§ Exercise details:
Can you copy out the data exactly? Leave the images out.

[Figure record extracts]
- - -

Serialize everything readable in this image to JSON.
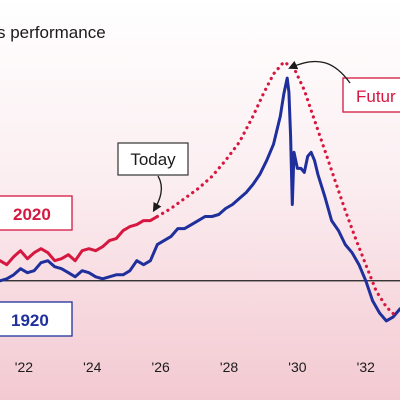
{
  "colors": {
    "series_2020": "#d6173f",
    "series_1920": "#1f2f9c",
    "baseline": "#1b1b1b",
    "today_box_border": "#333333",
    "future_box_border": "#d6173f",
    "background_top": "#ffffff",
    "background_bottom": "#f3c9d1"
  },
  "chart_data": {
    "type": "line",
    "title": "s performance",
    "x_tick_labels": [
      "'22",
      "'24",
      "'26",
      "'28",
      "'30",
      "'32"
    ],
    "x_ticks": [
      1922,
      1924,
      1926,
      1928,
      1930,
      1932
    ],
    "xlim": [
      1921.3,
      1933.0
    ],
    "ylim": [
      -3.2,
      11.0
    ],
    "baseline_value": 0,
    "series": [
      {
        "name": "1920",
        "style": "solid",
        "color": "#1f2f9c",
        "x": [
          1921.3,
          1921.5,
          1921.7,
          1921.9,
          1922.1,
          1922.3,
          1922.5,
          1922.7,
          1922.9,
          1923.1,
          1923.3,
          1923.5,
          1923.7,
          1923.9,
          1924.1,
          1924.3,
          1924.5,
          1924.7,
          1924.9,
          1925.1,
          1925.3,
          1925.5,
          1925.7,
          1925.9,
          1926.1,
          1926.3,
          1926.5,
          1926.7,
          1926.9,
          1927.1,
          1927.3,
          1927.5,
          1927.7,
          1927.9,
          1928.1,
          1928.3,
          1928.5,
          1928.7,
          1928.9,
          1929.1,
          1929.3,
          1929.5,
          1929.6,
          1929.7,
          1929.75,
          1929.8,
          1929.85,
          1929.9,
          1930.0,
          1930.1,
          1930.2,
          1930.3,
          1930.4,
          1930.5,
          1930.6,
          1930.8,
          1931.0,
          1931.2,
          1931.4,
          1931.6,
          1931.8,
          1932.0,
          1932.2,
          1932.4,
          1932.6,
          1932.8,
          1933.0
        ],
        "y": [
          0.0,
          0.1,
          0.3,
          0.6,
          0.4,
          0.5,
          0.9,
          1.0,
          0.7,
          0.6,
          0.4,
          0.2,
          0.5,
          0.4,
          0.2,
          0.1,
          0.2,
          0.3,
          0.3,
          0.5,
          1.0,
          0.8,
          1.0,
          1.8,
          2.0,
          2.2,
          2.6,
          2.6,
          2.8,
          3.0,
          3.2,
          3.2,
          3.3,
          3.6,
          3.8,
          4.1,
          4.4,
          4.8,
          5.3,
          6.0,
          6.8,
          8.2,
          9.3,
          10.1,
          9.4,
          7.2,
          3.8,
          6.4,
          5.6,
          5.6,
          5.4,
          6.2,
          6.4,
          6.0,
          5.3,
          4.2,
          3.0,
          2.5,
          1.8,
          1.4,
          0.8,
          0.0,
          -1.0,
          -1.6,
          -2.0,
          -1.8,
          -1.4
        ]
      },
      {
        "name": "2020",
        "style": "solid",
        "color": "#d6173f",
        "x": [
          1921.3,
          1921.5,
          1921.7,
          1921.9,
          1922.1,
          1922.3,
          1922.5,
          1922.7,
          1922.9,
          1923.1,
          1923.3,
          1923.5,
          1923.7,
          1923.9,
          1924.1,
          1924.3,
          1924.5,
          1924.7,
          1924.9,
          1925.1,
          1925.3,
          1925.5,
          1925.7,
          1925.9
        ],
        "y": [
          1.0,
          0.8,
          1.2,
          1.5,
          1.1,
          1.4,
          1.6,
          1.4,
          1.0,
          1.1,
          1.3,
          1.0,
          1.5,
          1.6,
          1.5,
          1.7,
          2.0,
          2.1,
          2.5,
          2.7,
          2.8,
          3.0,
          3.0,
          3.2
        ]
      },
      {
        "name": "Future",
        "style": "dotted",
        "color": "#d6173f",
        "x": [
          1925.9,
          1926.3,
          1926.7,
          1927.1,
          1927.5,
          1927.9,
          1928.3,
          1928.7,
          1929.0,
          1929.3,
          1929.6,
          1929.9,
          1930.2,
          1930.5,
          1930.8,
          1931.1,
          1931.4,
          1931.7,
          1932.0,
          1932.3,
          1932.6,
          1932.9
        ],
        "y": [
          3.2,
          3.6,
          4.1,
          4.6,
          5.2,
          6.0,
          6.9,
          8.2,
          9.3,
          10.3,
          10.9,
          10.6,
          9.5,
          8.0,
          6.5,
          5.0,
          3.5,
          2.1,
          0.8,
          -0.5,
          -1.3,
          -1.8
        ]
      }
    ]
  },
  "labels": {
    "today": "Today",
    "future": "Futur",
    "label_2020": "2020",
    "label_1920": "1920"
  },
  "arrow_targets": {
    "today_value": {
      "x": 1925.8,
      "y": 3.3
    },
    "future_value": {
      "x": 1929.6,
      "y": 10.7
    }
  }
}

- - -

§ Solved exercise:
Serialize everything readable in this image to JSON.
{
  "colors": {
    "series_2020": "#d6173f",
    "series_1920": "#1f2f9c",
    "baseline": "#1b1b1b",
    "today_box_border": "#333333",
    "future_box_border": "#d6173f",
    "background_top": "#ffffff",
    "background_bottom": "#f3c9d1"
  },
  "chart_data": {
    "type": "line",
    "title": "s performance",
    "x_tick_labels": [
      "'22",
      "'24",
      "'26",
      "'28",
      "'30",
      "'32"
    ],
    "x_ticks": [
      1922,
      1924,
      1926,
      1928,
      1930,
      1932
    ],
    "xlim": [
      1921.3,
      1933.0
    ],
    "ylim": [
      -3.2,
      11.0
    ],
    "baseline_value": 0,
    "series": [
      {
        "name": "1920",
        "style": "solid",
        "color": "#1f2f9c",
        "x": [
          1921.3,
          1921.5,
          1921.7,
          1921.9,
          1922.1,
          1922.3,
          1922.5,
          1922.7,
          1922.9,
          1923.1,
          1923.3,
          1923.5,
          1923.7,
          1923.9,
          1924.1,
          1924.3,
          1924.5,
          1924.7,
          1924.9,
          1925.1,
          1925.3,
          1925.5,
          1925.7,
          1925.9,
          1926.1,
          1926.3,
          1926.5,
          1926.7,
          1926.9,
          1927.1,
          1927.3,
          1927.5,
          1927.7,
          1927.9,
          1928.1,
          1928.3,
          1928.5,
          1928.7,
          1928.9,
          1929.1,
          1929.3,
          1929.5,
          1929.6,
          1929.7,
          1929.75,
          1929.8,
          1929.85,
          1929.9,
          1930.0,
          1930.1,
          1930.2,
          1930.3,
          1930.4,
          1930.5,
          1930.6,
          1930.8,
          1931.0,
          1931.2,
          1931.4,
          1931.6,
          1931.8,
          1932.0,
          1932.2,
          1932.4,
          1932.6,
          1932.8,
          1933.0
        ],
        "y": [
          0.0,
          0.1,
          0.3,
          0.6,
          0.4,
          0.5,
          0.9,
          1.0,
          0.7,
          0.6,
          0.4,
          0.2,
          0.5,
          0.4,
          0.2,
          0.1,
          0.2,
          0.3,
          0.3,
          0.5,
          1.0,
          0.8,
          1.0,
          1.8,
          2.0,
          2.2,
          2.6,
          2.6,
          2.8,
          3.0,
          3.2,
          3.2,
          3.3,
          3.6,
          3.8,
          4.1,
          4.4,
          4.8,
          5.3,
          6.0,
          6.8,
          8.2,
          9.3,
          10.1,
          9.4,
          7.2,
          3.8,
          6.4,
          5.6,
          5.6,
          5.4,
          6.2,
          6.4,
          6.0,
          5.3,
          4.2,
          3.0,
          2.5,
          1.8,
          1.4,
          0.8,
          0.0,
          -1.0,
          -1.6,
          -2.0,
          -1.8,
          -1.4
        ]
      },
      {
        "name": "2020",
        "style": "solid",
        "color": "#d6173f",
        "x": [
          1921.3,
          1921.5,
          1921.7,
          1921.9,
          1922.1,
          1922.3,
          1922.5,
          1922.7,
          1922.9,
          1923.1,
          1923.3,
          1923.5,
          1923.7,
          1923.9,
          1924.1,
          1924.3,
          1924.5,
          1924.7,
          1924.9,
          1925.1,
          1925.3,
          1925.5,
          1925.7,
          1925.9
        ],
        "y": [
          1.0,
          0.8,
          1.2,
          1.5,
          1.1,
          1.4,
          1.6,
          1.4,
          1.0,
          1.1,
          1.3,
          1.0,
          1.5,
          1.6,
          1.5,
          1.7,
          2.0,
          2.1,
          2.5,
          2.7,
          2.8,
          3.0,
          3.0,
          3.2
        ]
      },
      {
        "name": "Future",
        "style": "dotted",
        "color": "#d6173f",
        "x": [
          1925.9,
          1926.3,
          1926.7,
          1927.1,
          1927.5,
          1927.9,
          1928.3,
          1928.7,
          1929.0,
          1929.3,
          1929.6,
          1929.9,
          1930.2,
          1930.5,
          1930.8,
          1931.1,
          1931.4,
          1931.7,
          1932.0,
          1932.3,
          1932.6,
          1932.9
        ],
        "y": [
          3.2,
          3.6,
          4.1,
          4.6,
          5.2,
          6.0,
          6.9,
          8.2,
          9.3,
          10.3,
          10.9,
          10.6,
          9.5,
          8.0,
          6.5,
          5.0,
          3.5,
          2.1,
          0.8,
          -0.5,
          -1.3,
          -1.8
        ]
      }
    ]
  },
  "labels": {
    "today": "Today",
    "future": "Futur",
    "label_2020": "2020",
    "label_1920": "1920"
  },
  "arrow_targets": {
    "today_value": {
      "x": 1925.8,
      "y": 3.3
    },
    "future_value": {
      "x": 1929.6,
      "y": 10.7
    }
  }
}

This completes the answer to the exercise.